▸ Task to carry out
Determine how many lines contain the string "Seven". Reply with that figure and nothing else.

▸ Records for the task
○ ○ ○

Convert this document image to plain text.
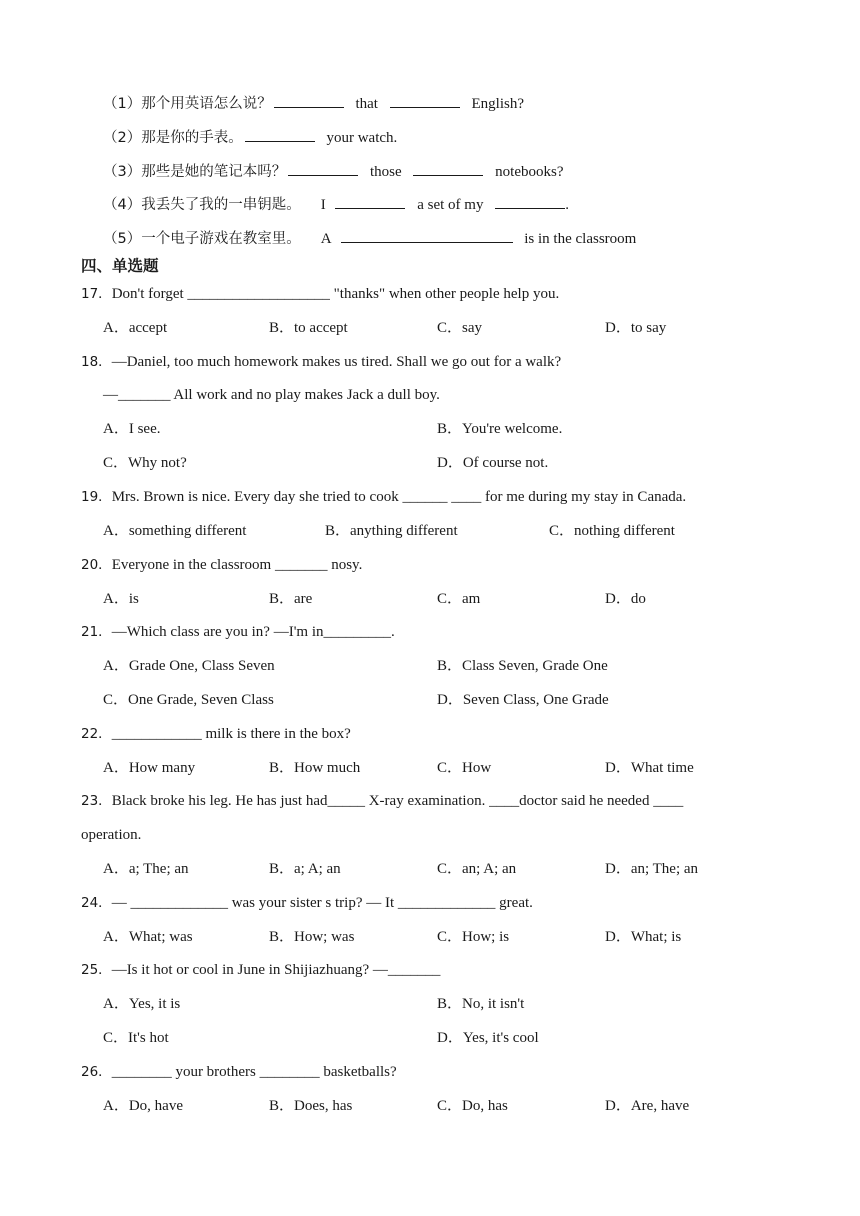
（1）那个用英语怎么说？	that	English?
（2）那是你的手表。	your watch.
（3）那些是她的笔记本吗？	those	notebooks?
（4）我丢失了我的一串钥匙。 I	a set of my	.
（5）一个电子游戏在教室里。 A	is in the classroom
四、单选题
17．Don't forget ___________________ "thanks" when other people help you.
A．accept	B．to accept	C．say	D．to say
18．—Daniel, too much homework makes us tired. Shall we go out for a walk?
—_______ All work and no play makes Jack a dull boy.
A．I see.	B．You're welcome.
C．Why not?	D．Of course not.
19．Mrs. Brown is nice. Every day she tried to cook ______ ____ for me during my stay in Canada.
A．something different	B．anything different	C．nothing different
20．Everyone in the classroom _______ nosy.
A．is	B．are	C．am	D．do
21．—Which class are you in? —I'm in_________.
A．Grade One, Class Seven	B．Class Seven, Grade One
C．One Grade, Seven Class	D．Seven Class, One Grade
22．____________ milk is there in the box?
A．How many	B．How much	C．How	D．What time
23．Black broke his leg. He has just had_____ X-ray examination. ____doctor said he needed ____
operation.
A．a; The; an	B．a; A; an	C．an; A; an	D．an; The; an
24．— _____________ was your sister s trip? — It _____________ great.
A．What; was	B．How; was	C．How; is	D．What; is
25．—Is it hot or cool in June in Shijiazhuang? —_______
A．Yes, it is	B．No, it isn't
C．It's hot	D．Yes, it's cool
26．________ your brothers ________ basketballs?
A．Do, have	B．Does, has	C．Do, has	D．Are, have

○ ○ ○

▸ Task answer
2